Text provided:

= Beginning of Section =

Strategies to improve dietary compliance, encourage patient education and medication tolerance have been trialled, leading to ESGE guidelines on recommended practice[37,39]. A recommended target of over 90% ‘adequate’ or ‘excellent’ bowel preparation has been proposed to be measured as a unit KPI[4,14].
Colonic mucosal inspection is primarily completed during colonoscope withdrawal post caecal intubation. The time allocated from caecal examination to removal of colonoscope from the rectum is recorded as the colonoscopy withdrawal time (CWT). CWT > 6 min is associated with a significant increase in ADR[19,40,41]. Conversely a CWT of < 6 min is linked to increased risk of interval colorectal cancer[42].
For expert endoscopists, defined as over 3000 procedures[19], the increase in ADR plateaus at a CWR of > 10 min[43]. For trainee endoscopists however, a CWT of greater than 10 min may be beneficial[44]. Thus, the recommendation is for a minimum CWT of 6 minutes and an aspirational target of 10 min[12-14].
Artificial intelligence (AI) is likely to play a role here in the near future. The introduction of a CWT speedometer, warning endoscopists of rapid withdrawal, inserted into the overlay of the endoscopic image, was successful in significantly improving the ADR versus standard colonoscopy in a recent Chinese study (24.54% vs 14.76%)[45].
The majority of colonoscopies are completed using pharmacological sedatives. Standard practice targets conscious sedation achieved via a combination of benzodiazepine (most commonly midazolam or diazepam) and opioid (most commonly fentanyl or pethidine) administration. Acceptable sedation targets require factoring in the patient age, in addition to co-morbidities. The BSG has a recommended sedation of ≤ 2 mg of midazolam (or equivalent) and ≤ 50 micrograms of fentanyl (or equivalent) in patients over the age of 70. In patients under 70, the recommended sedative dose is ≤ 5 mg of midazolam and ≤ 100 mcg of fentanyl[12]. The ASGE guidelines also recommend the use of a combination of opioid and benzodiazepine but do not specify a recommended dose[46].
These targets for sedation were included in the Performance Indicator of Colonic Intubation (PICI) study as a collective indicator of endoscopist performance[47]. This devised a binary outcome based on caecal intubation, patient comfort and sedation administered. Valori et al[48] showed that a PICI positive colonoscopy was significantly associated with a higher polyp detection rate (PDR). However, the real world practice of sedation for colonoscopy has significant geographical variation and PICI outcomes may therefore be difficult to standardise internationally.
Digital rectal examination, or justification for omission is recommended in 100% of procedures by the BSG guidelines[12]. This prepares the anal canal for the entry of the colonoscope and may provide tactile information to the endoscopist of potential strictures or pathology which may impede colonoscope insertion.
Rectal retroflexion was demonstrated to be useful in the detection of low rectal pathology in the 1980s[49]. Consequently, it has been taught to all endoscopists and a target retroflexion rate of 90% has been proposed as a KPI[12]. However, the diagnostic yield of retroflexion has been demonstrated to be minimal[50,51]. Retroflexion can rarely cause perforation[52] and this needs to be considered in the context of patient factors.

= End of Section =

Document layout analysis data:

= Beginning of Section =

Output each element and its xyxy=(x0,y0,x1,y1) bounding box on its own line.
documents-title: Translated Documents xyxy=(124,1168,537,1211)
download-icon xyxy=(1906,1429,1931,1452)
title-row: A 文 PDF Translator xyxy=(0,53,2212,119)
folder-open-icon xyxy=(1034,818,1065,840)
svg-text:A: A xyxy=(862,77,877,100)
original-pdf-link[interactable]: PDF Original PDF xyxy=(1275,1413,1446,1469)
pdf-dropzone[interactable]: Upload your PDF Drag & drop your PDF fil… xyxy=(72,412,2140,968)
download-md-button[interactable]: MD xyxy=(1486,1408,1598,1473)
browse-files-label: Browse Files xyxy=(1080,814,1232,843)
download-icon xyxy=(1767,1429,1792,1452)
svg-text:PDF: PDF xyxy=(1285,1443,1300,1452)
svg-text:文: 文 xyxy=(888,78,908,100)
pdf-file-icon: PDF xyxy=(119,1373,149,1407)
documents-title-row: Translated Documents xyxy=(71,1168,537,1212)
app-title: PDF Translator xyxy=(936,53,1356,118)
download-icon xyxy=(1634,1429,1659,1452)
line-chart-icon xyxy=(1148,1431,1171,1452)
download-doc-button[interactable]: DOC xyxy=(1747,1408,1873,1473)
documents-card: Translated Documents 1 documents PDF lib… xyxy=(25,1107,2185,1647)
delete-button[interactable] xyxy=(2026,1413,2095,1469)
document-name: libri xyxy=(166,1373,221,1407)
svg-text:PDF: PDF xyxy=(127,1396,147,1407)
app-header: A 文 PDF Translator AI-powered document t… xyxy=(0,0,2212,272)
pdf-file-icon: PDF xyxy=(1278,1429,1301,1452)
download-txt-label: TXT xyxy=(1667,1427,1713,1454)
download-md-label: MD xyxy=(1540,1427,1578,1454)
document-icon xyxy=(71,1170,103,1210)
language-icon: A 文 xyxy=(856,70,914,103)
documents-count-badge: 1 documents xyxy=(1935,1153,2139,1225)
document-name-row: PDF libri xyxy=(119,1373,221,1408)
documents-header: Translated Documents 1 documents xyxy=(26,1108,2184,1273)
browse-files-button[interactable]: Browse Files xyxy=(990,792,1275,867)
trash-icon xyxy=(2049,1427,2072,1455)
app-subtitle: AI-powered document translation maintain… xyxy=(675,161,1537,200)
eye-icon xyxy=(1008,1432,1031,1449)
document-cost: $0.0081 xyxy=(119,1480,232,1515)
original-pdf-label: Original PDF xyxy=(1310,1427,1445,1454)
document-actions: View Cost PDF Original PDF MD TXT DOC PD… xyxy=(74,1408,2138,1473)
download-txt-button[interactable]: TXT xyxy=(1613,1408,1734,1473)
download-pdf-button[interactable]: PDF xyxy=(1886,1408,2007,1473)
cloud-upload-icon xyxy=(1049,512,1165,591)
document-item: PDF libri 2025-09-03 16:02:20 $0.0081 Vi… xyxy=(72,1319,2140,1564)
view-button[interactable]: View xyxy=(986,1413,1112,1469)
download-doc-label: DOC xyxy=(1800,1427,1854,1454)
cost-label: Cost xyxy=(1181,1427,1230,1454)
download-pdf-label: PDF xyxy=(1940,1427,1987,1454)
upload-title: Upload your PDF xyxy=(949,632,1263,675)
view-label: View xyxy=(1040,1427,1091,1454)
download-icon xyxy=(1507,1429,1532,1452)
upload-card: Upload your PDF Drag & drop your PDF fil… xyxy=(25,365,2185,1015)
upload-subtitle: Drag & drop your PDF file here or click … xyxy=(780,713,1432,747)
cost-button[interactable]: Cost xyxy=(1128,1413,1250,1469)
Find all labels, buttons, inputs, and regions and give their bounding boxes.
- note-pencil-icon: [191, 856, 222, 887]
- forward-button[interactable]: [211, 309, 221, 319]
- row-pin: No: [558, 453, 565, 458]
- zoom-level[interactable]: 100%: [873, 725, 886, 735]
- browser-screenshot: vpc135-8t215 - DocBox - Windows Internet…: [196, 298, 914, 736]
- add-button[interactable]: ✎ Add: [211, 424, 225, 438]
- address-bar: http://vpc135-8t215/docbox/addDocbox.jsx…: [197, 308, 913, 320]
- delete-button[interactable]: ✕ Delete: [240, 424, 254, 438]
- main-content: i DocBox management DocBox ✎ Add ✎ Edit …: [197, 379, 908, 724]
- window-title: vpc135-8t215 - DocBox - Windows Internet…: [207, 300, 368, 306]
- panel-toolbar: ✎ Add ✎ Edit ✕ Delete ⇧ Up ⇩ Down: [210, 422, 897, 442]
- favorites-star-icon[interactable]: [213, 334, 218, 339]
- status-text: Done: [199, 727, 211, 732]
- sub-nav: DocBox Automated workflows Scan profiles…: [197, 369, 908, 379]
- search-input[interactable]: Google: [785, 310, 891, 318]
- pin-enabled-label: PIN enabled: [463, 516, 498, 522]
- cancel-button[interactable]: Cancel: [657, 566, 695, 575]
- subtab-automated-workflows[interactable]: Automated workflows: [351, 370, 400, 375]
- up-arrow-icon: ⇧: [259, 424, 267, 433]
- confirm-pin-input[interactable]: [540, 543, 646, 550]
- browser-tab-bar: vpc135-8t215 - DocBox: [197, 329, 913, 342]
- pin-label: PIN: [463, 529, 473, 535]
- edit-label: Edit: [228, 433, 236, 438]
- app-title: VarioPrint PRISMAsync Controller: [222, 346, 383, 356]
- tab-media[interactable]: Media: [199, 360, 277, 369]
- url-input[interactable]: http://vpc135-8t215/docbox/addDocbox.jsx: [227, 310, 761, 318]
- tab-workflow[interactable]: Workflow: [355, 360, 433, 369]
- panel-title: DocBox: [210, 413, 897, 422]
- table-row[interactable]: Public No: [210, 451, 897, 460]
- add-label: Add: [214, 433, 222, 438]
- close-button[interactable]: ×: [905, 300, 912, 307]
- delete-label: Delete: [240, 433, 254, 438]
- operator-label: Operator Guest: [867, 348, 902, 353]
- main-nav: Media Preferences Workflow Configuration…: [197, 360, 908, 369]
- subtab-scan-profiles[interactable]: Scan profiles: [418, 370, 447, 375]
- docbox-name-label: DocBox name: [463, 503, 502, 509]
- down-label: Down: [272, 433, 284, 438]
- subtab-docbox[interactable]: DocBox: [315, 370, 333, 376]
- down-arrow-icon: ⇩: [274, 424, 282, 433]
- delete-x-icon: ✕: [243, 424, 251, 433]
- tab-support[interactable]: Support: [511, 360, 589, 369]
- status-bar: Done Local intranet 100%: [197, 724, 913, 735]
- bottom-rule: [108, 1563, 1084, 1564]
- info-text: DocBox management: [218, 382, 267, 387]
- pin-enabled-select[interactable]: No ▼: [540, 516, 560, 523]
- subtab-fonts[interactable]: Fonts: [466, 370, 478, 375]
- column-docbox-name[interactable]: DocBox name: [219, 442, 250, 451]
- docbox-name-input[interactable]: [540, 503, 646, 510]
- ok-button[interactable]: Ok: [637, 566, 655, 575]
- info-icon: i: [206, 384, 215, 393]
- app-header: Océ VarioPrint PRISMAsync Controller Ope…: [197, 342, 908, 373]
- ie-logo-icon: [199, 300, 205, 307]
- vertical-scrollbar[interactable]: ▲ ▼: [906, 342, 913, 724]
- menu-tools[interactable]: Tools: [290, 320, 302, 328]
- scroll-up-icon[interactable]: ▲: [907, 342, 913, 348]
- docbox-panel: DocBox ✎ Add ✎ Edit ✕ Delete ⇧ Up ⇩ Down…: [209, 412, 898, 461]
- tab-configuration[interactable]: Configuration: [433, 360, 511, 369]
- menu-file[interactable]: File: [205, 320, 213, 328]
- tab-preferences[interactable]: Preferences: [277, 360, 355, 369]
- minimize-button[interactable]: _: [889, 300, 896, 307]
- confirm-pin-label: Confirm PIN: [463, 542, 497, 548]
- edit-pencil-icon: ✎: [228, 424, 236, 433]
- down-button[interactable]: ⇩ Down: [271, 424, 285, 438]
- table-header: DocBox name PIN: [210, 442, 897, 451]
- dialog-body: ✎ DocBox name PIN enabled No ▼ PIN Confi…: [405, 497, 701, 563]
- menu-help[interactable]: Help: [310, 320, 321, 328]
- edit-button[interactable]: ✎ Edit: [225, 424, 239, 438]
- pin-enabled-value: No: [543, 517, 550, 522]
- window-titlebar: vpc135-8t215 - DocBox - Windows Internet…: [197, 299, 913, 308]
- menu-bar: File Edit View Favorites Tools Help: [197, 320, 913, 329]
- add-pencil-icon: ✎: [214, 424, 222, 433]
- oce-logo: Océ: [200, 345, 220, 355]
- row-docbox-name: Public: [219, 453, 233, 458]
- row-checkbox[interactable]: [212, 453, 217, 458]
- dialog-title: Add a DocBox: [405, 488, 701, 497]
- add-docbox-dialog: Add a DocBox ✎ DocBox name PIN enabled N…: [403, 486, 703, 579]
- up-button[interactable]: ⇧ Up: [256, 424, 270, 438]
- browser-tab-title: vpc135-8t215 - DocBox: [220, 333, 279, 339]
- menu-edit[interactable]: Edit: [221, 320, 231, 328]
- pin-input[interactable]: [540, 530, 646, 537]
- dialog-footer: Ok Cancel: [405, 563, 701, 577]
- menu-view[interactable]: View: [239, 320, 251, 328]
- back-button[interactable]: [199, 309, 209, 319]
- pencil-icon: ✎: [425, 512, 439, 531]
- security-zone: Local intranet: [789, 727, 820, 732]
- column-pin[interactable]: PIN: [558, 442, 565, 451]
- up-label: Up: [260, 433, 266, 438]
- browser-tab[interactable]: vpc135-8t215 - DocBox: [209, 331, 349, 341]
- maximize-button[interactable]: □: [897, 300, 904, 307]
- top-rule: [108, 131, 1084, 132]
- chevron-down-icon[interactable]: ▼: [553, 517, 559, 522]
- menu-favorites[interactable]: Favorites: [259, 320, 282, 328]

= End of Section =

What to do:
A – Do the following statements agree with the colonoscopy passage? For each, answer yes or no and quote the words that decide it. (i) The BSG recommends no more than 2 mg of midazolam for patients over 70. (ii) The ASGE guidelines specify a recommended sedative dose. (iii) Rectal retroflexion has been shown to have a high diagnostic yield.
B – According to the colonoscopy passage, what adenoma detection rate did the group using the CWT speedometer achieve in the Chinese study?
C – Supply the next part of the colonoscopy passage, beginning after its final sentence.

Your written answers:
A –
(i) Yes: "The BSG has a recommended sedation of ≤ 2 mg of midazolam (or equivalent) and ≤ 50 micrograms of fentanyl (or equivalent) in patients over the age of 70."
(ii) No: "The ASGE guidelines also recommend the use of a combination of opioid and benzodiazepine but do not specify a recommended dose"
(iii) No: "the diagnostic yield of retroflexion has been demonstrated to be minimal"

B – 24.54%, compared with 14.76% for standard colonoscopy.

C –
An acceptable minimum volume of procedures to achieve colonoscopy proficiency has been suggested at 200 procedures[12,53]. However studies on competency curves have identified a range from 233 to 500 procedures to achieve reliable CIR of > 90%[54-57]. This suggests that the currently accepted volume is slightly below the mean number of procedures required for colonoscopy training.
Similarly, the volume of procedures required to maintain competence has been recommended at 100 procedure per year but evidence suggests a higher target of 200 procedures per year is beneficial[58]. Quality indicators including CIR and ADR are shown to be significantly associated with annual colonoscopy volume and would advocate for a higher competency maintenance target of 250 procedures[59].
Recording of accurate comfort scores is essential to maintaining a patient centred service. Patients with positive experiences during colonoscopy are more likely to return and re-engage with services[60]. The accurate estimation of comfort scores is challenging due to the subjective nature of discomfort[61,62]. Multiple endoscopic comfort-scoring systems are available. These include subjective reporting of discomfort (e.g., Modified Gloucester Comfort Scale) and objective scales (e.g., St Pauls Endoscopy Comfort Scale)[63,64]. Current BSG guidelines recommend frequent auditing of comfort scores in endoscopy and targeting < 10% moderate or severe discomfort in patients[12].
Comfort scores are recorded on the endoscopy reporting system and evidence suggests comfort scores are best provided by the endoscopy nurse. Inter-operator agreement on comfort scores is recognised to be inconsistent, particularly during periods of increased patient discomfort[65]. Nurse recorded comfort levels are strongly correlated with patient reported comfort scores[66].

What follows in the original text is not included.